## WHAT THIS TASK INVOLVES:
Check each line for the word "psychodynamic" and report how many have it. Give nothing else.

Saved entries
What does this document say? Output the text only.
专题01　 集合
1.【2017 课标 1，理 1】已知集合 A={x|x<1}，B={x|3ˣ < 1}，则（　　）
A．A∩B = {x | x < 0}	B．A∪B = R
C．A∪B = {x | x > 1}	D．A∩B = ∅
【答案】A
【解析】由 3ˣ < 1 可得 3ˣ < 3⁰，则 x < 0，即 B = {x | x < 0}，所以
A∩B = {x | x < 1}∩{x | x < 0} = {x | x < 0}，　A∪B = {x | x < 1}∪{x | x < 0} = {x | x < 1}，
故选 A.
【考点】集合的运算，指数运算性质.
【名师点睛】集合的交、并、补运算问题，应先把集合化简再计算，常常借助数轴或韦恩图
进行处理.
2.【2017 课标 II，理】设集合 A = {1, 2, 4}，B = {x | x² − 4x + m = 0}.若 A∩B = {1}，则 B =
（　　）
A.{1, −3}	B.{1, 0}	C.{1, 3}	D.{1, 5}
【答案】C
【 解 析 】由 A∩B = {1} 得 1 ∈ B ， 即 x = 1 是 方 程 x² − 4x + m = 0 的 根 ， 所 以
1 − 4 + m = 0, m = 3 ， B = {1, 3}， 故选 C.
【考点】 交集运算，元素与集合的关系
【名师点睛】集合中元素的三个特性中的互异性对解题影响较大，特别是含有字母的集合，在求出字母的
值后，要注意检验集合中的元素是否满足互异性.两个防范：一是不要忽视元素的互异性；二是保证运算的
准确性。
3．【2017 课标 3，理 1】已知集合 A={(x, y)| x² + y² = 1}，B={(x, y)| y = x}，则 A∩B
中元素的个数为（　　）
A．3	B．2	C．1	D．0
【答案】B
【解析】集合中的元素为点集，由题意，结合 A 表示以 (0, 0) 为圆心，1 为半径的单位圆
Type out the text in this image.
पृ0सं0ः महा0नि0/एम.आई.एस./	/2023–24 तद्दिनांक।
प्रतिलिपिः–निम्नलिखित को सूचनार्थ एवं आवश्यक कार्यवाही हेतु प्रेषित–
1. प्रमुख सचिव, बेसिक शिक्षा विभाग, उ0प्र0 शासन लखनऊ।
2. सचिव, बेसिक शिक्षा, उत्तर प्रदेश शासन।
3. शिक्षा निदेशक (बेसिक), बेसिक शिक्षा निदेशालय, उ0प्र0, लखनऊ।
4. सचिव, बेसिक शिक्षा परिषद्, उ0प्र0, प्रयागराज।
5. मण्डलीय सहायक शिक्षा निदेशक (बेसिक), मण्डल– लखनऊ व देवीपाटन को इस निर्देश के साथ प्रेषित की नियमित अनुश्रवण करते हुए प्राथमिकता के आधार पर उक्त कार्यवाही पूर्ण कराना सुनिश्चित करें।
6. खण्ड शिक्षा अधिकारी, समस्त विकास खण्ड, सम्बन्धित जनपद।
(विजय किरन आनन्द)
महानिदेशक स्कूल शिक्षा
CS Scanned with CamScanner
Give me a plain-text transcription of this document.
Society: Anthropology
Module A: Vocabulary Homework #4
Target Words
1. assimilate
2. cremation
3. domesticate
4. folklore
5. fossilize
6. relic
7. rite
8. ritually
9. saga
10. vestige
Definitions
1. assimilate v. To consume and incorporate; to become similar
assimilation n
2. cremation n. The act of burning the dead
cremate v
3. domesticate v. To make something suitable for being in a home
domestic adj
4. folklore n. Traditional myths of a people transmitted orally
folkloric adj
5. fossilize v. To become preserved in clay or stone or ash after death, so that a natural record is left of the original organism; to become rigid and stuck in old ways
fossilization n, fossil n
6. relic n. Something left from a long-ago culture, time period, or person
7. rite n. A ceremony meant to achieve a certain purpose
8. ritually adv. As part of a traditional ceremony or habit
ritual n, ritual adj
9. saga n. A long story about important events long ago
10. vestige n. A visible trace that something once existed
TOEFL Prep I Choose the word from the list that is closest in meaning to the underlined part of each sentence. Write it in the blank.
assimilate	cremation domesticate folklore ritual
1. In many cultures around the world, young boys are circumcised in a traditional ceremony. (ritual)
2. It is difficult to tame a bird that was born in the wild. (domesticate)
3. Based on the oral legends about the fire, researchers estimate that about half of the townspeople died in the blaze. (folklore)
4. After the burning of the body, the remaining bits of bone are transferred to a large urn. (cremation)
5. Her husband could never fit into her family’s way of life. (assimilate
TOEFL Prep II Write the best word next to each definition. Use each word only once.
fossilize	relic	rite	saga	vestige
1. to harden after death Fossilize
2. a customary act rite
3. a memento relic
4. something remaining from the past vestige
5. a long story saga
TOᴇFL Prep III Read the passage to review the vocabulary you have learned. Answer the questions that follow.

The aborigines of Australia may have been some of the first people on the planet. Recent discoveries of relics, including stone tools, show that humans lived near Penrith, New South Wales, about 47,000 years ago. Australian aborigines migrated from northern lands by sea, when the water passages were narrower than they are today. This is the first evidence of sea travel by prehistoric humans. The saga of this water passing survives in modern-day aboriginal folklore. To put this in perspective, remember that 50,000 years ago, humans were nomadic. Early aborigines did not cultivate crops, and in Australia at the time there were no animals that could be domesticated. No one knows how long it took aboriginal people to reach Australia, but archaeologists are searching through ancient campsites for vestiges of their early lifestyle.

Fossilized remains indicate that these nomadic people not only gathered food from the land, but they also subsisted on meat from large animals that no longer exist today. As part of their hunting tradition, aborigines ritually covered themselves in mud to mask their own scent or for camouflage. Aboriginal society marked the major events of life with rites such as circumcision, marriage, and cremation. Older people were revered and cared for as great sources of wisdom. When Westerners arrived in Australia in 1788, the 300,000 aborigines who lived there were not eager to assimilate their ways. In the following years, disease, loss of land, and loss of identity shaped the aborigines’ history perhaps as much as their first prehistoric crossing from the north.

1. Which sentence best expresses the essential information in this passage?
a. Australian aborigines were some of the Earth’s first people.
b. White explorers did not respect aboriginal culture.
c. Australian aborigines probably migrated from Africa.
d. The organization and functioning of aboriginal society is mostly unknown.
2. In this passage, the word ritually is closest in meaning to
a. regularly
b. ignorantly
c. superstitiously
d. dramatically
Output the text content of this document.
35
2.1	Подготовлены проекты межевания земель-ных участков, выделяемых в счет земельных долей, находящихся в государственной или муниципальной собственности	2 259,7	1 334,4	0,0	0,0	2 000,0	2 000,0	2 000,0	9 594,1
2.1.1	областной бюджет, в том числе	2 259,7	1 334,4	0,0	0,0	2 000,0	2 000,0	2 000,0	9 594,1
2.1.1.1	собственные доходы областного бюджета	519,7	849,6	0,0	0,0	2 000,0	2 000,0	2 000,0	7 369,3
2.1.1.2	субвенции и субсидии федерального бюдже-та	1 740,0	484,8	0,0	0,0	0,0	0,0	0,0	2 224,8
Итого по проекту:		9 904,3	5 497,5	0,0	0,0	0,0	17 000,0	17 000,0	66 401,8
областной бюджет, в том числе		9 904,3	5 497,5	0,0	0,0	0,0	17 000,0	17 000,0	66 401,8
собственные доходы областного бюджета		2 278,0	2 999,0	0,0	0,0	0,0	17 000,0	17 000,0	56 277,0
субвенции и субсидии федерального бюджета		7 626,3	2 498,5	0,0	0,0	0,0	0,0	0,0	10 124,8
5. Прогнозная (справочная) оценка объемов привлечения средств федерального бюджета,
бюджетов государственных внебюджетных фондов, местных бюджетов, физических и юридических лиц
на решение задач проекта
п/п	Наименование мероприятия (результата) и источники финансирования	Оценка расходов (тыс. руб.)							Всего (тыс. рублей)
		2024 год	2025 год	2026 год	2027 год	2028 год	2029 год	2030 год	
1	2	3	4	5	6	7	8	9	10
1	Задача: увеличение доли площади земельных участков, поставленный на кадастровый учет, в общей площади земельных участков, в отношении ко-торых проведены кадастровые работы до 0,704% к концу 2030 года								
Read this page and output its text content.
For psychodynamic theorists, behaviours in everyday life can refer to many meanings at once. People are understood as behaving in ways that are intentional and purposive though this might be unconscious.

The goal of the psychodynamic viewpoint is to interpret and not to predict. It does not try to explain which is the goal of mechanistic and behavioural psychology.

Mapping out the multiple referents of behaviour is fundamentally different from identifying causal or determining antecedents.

## COMPLETE ANSWER:
2